- **TASK GOAL**
Records follow. Copy every line with "Computation".
▼▼▼
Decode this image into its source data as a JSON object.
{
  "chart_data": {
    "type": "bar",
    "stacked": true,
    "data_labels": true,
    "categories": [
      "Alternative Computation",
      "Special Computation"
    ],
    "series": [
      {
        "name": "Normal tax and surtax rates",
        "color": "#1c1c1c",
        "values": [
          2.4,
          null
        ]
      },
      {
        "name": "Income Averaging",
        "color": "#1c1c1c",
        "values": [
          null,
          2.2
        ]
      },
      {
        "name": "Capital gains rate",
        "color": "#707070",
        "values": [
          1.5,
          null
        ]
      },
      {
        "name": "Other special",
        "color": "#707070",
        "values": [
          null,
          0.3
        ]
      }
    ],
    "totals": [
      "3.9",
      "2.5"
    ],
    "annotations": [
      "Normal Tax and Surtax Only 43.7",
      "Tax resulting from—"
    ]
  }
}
▲▲▲
- **THE ANSWER**
      "Alternative Computation",
      "Special Computation"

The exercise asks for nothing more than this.